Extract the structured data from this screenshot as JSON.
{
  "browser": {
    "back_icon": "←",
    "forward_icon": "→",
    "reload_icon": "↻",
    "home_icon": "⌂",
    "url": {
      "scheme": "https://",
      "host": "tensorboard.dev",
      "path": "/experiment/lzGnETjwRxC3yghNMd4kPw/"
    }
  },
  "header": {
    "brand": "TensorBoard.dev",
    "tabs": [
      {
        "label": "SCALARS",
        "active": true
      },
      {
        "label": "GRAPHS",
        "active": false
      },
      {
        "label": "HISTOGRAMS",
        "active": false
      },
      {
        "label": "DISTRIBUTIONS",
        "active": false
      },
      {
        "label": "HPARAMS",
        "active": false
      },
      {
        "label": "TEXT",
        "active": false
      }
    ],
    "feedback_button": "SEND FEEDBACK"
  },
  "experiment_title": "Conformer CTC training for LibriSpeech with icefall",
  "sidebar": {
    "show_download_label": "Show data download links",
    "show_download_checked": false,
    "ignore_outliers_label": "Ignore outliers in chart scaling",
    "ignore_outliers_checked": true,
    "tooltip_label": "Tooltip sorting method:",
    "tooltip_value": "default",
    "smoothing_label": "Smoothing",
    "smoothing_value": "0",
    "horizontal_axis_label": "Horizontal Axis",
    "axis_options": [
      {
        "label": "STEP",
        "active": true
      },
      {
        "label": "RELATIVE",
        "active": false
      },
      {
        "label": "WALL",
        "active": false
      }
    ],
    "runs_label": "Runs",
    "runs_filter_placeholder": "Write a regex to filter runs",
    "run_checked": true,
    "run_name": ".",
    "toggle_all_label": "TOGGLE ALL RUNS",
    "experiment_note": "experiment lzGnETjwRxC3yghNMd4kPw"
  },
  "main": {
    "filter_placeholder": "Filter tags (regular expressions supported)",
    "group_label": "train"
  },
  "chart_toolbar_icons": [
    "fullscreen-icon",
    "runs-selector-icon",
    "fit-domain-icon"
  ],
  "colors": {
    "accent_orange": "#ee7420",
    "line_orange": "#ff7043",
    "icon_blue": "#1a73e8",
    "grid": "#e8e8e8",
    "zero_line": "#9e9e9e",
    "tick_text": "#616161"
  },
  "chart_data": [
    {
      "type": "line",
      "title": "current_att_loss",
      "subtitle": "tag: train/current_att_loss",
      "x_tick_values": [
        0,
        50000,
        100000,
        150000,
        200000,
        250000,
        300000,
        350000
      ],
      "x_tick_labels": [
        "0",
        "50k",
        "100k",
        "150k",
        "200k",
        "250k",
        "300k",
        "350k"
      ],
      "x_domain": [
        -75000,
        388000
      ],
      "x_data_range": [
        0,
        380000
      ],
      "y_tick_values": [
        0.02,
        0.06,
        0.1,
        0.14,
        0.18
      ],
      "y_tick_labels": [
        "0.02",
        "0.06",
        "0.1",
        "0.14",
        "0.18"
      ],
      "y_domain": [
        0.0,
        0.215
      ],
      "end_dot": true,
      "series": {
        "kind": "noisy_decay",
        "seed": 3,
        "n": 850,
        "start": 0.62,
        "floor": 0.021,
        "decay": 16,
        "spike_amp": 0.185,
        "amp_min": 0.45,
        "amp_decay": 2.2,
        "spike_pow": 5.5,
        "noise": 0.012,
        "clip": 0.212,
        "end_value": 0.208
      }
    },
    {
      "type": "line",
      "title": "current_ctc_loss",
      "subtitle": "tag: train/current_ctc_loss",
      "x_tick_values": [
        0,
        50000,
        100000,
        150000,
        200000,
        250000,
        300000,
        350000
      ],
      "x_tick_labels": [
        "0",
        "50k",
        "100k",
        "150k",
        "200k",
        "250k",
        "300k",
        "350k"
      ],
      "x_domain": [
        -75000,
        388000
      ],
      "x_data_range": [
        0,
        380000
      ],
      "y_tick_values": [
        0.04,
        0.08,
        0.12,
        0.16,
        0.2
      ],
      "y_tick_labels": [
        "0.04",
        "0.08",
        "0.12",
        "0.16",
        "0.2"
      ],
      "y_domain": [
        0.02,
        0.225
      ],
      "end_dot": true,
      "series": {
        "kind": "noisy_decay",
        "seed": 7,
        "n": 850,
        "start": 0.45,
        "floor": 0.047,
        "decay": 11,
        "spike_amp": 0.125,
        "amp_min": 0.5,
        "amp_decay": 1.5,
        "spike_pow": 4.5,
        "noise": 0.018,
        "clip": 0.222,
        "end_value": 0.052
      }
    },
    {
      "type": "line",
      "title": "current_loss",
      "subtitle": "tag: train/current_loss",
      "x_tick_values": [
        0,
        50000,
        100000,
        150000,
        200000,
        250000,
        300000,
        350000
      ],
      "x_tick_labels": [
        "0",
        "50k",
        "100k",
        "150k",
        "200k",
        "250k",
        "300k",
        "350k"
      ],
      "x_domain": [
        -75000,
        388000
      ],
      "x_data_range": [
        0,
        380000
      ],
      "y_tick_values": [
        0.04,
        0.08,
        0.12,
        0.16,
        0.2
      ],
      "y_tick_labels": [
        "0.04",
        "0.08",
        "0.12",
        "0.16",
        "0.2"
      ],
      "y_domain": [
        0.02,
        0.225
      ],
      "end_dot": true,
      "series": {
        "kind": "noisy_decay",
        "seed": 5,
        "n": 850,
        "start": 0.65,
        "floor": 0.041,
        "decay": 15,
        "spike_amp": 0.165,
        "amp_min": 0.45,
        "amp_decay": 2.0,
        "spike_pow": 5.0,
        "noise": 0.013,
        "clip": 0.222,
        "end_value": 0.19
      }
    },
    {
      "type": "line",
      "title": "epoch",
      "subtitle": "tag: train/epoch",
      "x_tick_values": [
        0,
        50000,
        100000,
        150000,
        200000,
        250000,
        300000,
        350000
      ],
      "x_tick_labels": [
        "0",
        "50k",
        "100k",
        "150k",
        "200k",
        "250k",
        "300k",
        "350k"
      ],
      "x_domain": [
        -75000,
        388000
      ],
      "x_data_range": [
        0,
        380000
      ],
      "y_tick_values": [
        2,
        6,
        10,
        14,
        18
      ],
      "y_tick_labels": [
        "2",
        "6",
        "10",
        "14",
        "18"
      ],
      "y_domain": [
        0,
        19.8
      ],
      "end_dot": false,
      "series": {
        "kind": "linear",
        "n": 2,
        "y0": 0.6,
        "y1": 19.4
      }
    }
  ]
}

------------------------------

• Problem to work on: Copy the material above verbatim.

• Task output:
Extract the structured data from this screenshot as JSON.
{
  "browser": {
    "back_icon": "←",
    "forward_icon": "→",
    "reload_icon": "↻",
    "home_icon": "⌂",
    "url": {
      "scheme": "https://",
      "host": "tensorboard.dev",
      "path": "/experiment/lzGnETjwRxC3yghNMd4kPw/"
    }
  },
  "header": {
    "brand": "TensorBoard.dev",
    "tabs": [
      {
        "label": "SCALARS",
        "active": true
      },
      {
        "label": "GRAPHS",
        "active": false
      },
      {
        "label": "HISTOGRAMS",
        "active": false
      },
      {
        "label": "DISTRIBUTIONS",
        "active": false
      },
      {
        "label": "HPARAMS",
        "active": false
      },
      {
        "label": "TEXT",
        "active": false
      }
    ],
    "feedback_button": "SEND FEEDBACK"
  },
  "experiment_title": "Conformer CTC training for LibriSpeech with icefall",
  "sidebar": {
    "show_download_label": "Show data download links",
    "show_download_checked": false,
    "ignore_outliers_label": "Ignore outliers in chart scaling",
    "ignore_outliers_checked": true,
    "tooltip_label": "Tooltip sorting method:",
    "tooltip_value": "default",
    "smoothing_label": "Smoothing",
    "smoothing_value": "0",
    "horizontal_axis_label": "Horizontal Axis",
    "axis_options": [
      {
        "label": "STEP",
        "active": true
      },
      {
        "label": "RELATIVE",
        "active": false
      },
      {
        "label": "WALL",
        "active": false
      }
    ],
    "runs_label": "Runs",
    "runs_filter_placeholder": "Write a regex to filter runs",
    "run_checked": true,
    "run_name": ".",
    "toggle_all_label": "TOGGLE ALL RUNS",
    "experiment_note": "experiment lzGnETjwRxC3yghNMd4kPw"
  },
  "main": {
    "filter_placeholder": "Filter tags (regular expressions supported)",
    "group_label": "train"
  },
  "chart_toolbar_icons": [
    "fullscreen-icon",
    "runs-selector-icon",
    "fit-domain-icon"
  ],
  "colors": {
    "accent_orange": "#ee7420",
    "line_orange": "#ff7043",
    "icon_blue": "#1a73e8",
    "grid": "#e8e8e8",
    "zero_line": "#9e9e9e",
    "tick_text": "#616161"
  },
  "chart_data": [
    {
      "type": "line",
      "title": "current_att_loss",
      "subtitle": "tag: train/current_att_loss",
      "x_tick_values": [
        0,
        50000,
        100000,
        150000,
        200000,
        250000,
        300000,
        350000
      ],
      "x_tick_labels": [
        "0",
        "50k",
        "100k",
        "150k",
        "200k",
        "250k",
        "300k",
        "350k"
      ],
      "x_domain": [
        -75000,
        388000
      ],
      "x_data_range": [
        0,
        380000
      ],
      "y_tick_values": [
        0.02,
        0.06,
        0.1,
        0.14,
        0.18
      ],
      "y_tick_labels": [
        "0.02",
        "0.06",
        "0.1",
        "0.14",
        "0.18"
      ],
      "y_domain": [
        0.0,
        0.215
      ],
      "end_dot": true,
      "series": {
        "kind": "noisy_decay",
        "seed": 3,
        "n": 850,
        "start": 0.62,
        "floor": 0.021,
        "decay": 16,
        "spike_amp": 0.185,
        "amp_min": 0.45,
        "amp_decay": 2.2,
        "spike_pow": 5.5,
        "noise": 0.012,
        "clip": 0.212,
        "end_value": 0.208
      }
    },
    {
      "type": "line",
      "title": "current_ctc_loss",
      "subtitle": "tag: train/current_ctc_loss",
      "x_tick_values": [
        0,
        50000,
        100000,
        150000,
        200000,
        250000,
        300000,
        350000
      ],
      "x_tick_labels": [
        "0",
        "50k",
        "100k",
        "150k",
        "200k",
        "250k",
        "300k",
        "350k"
      ],
      "x_domain": [
        -75000,
        388000
      ],
      "x_data_range": [
        0,
        380000
      ],
      "y_tick_values": [
        0.04,
        0.08,
        0.12,
        0.16,
        0.2
      ],
      "y_tick_labels": [
        "0.04",
        "0.08",
        "0.12",
        "0.16",
        "0.2"
      ],
      "y_domain": [
        0.02,
        0.225
      ],
      "end_dot": true,
      "series": {
        "kind": "noisy_decay",
        "seed": 7,
        "n": 850,
        "start": 0.45,
        "floor": 0.047,
        "decay": 11,
        "spike_amp": 0.125,
        "amp_min": 0.5,
        "amp_decay": 1.5,
        "spike_pow": 4.5,
        "noise": 0.018,
        "clip": 0.222,
        "end_value": 0.052
      }
    },
    {
      "type": "line",
      "title": "current_loss",
      "subtitle": "tag: train/current_loss",
      "x_tick_values": [
        0,
        50000,
        100000,
        150000,
        200000,
        250000,
        300000,
        350000
      ],
      "x_tick_labels": [
        "0",
        "50k",
        "100k",
        "150k",
        "200k",
        "250k",
        "300k",
        "350k"
      ],
      "x_domain": [
        -75000,
        388000
      ],
      "x_data_range": [
        0,
        380000
      ],
      "y_tick_values": [
        0.04,
        0.08,
        0.12,
        0.16,
        0.2
      ],
      "y_tick_labels": [
        "0.04",
        "0.08",
        "0.12",
        "0.16",
        "0.2"
      ],
      "y_domain": [
        0.02,
        0.225
      ],
      "end_dot": true,
      "series": {
        "kind": "noisy_decay",
        "seed": 5,
        "n": 850,
        "start": 0.65,
        "floor": 0.041,
        "decay": 15,
        "spike_amp": 0.165,
        "amp_min": 0.45,
        "amp_decay": 2.0,
        "spike_pow": 5.0,
        "noise": 0.013,
        "clip": 0.222,
        "end_value": 0.19
      }
    },
    {
      "type": "line",
      "title": "epoch",
      "subtitle": "tag: train/epoch",
      "x_tick_values": [
        0,
        50000,
        100000,
        150000,
        200000,
        250000,
        300000,
        350000
      ],
      "x_tick_labels": [
        "0",
        "50k",
        "100k",
        "150k",
        "200k",
        "250k",
        "300k",
        "350k"
      ],
      "x_domain": [
        -75000,
        388000
      ],
      "x_data_range": [
        0,
        380000
      ],
      "y_tick_values": [
        2,
        6,
        10,
        14,
        18
      ],
      "y_tick_labels": [
        "2",
        "6",
        "10",
        "14",
        "18"
      ],
      "y_domain": [
        0,
        19.8
      ],
      "end_dot": false,
      "series": {
        "kind": "linear",
        "n": 2,
        "y0": 0.6,
        "y1": 19.4
      }
    }
  ]
}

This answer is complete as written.